- **JOB**:
What is the number of lines containing the word "аварийно"? Give that number alone.

- **MATERIAL FOR THIS TASK**:
________________
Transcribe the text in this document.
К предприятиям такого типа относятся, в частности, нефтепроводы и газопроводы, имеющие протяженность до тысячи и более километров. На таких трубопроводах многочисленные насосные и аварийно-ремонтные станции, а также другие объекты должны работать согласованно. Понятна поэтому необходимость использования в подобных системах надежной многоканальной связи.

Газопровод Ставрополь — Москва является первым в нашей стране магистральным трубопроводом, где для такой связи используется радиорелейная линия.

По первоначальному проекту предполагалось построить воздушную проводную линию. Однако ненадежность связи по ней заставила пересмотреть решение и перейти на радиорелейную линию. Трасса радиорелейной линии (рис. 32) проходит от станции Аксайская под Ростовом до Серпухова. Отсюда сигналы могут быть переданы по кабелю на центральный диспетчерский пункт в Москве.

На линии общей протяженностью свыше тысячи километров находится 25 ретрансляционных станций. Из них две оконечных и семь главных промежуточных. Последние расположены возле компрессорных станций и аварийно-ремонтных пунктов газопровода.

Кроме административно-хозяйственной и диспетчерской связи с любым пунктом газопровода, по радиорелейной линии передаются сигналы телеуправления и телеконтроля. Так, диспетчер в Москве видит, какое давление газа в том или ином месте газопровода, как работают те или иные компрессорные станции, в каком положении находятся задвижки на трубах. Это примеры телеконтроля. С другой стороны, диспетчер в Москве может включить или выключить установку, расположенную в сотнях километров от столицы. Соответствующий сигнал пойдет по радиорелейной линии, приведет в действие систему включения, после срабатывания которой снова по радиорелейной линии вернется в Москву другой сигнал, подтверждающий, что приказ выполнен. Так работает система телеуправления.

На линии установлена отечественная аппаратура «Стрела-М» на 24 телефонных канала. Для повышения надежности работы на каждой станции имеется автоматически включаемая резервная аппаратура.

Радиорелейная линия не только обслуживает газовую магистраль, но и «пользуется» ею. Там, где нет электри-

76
________________
- **THE OUTPUT**:
2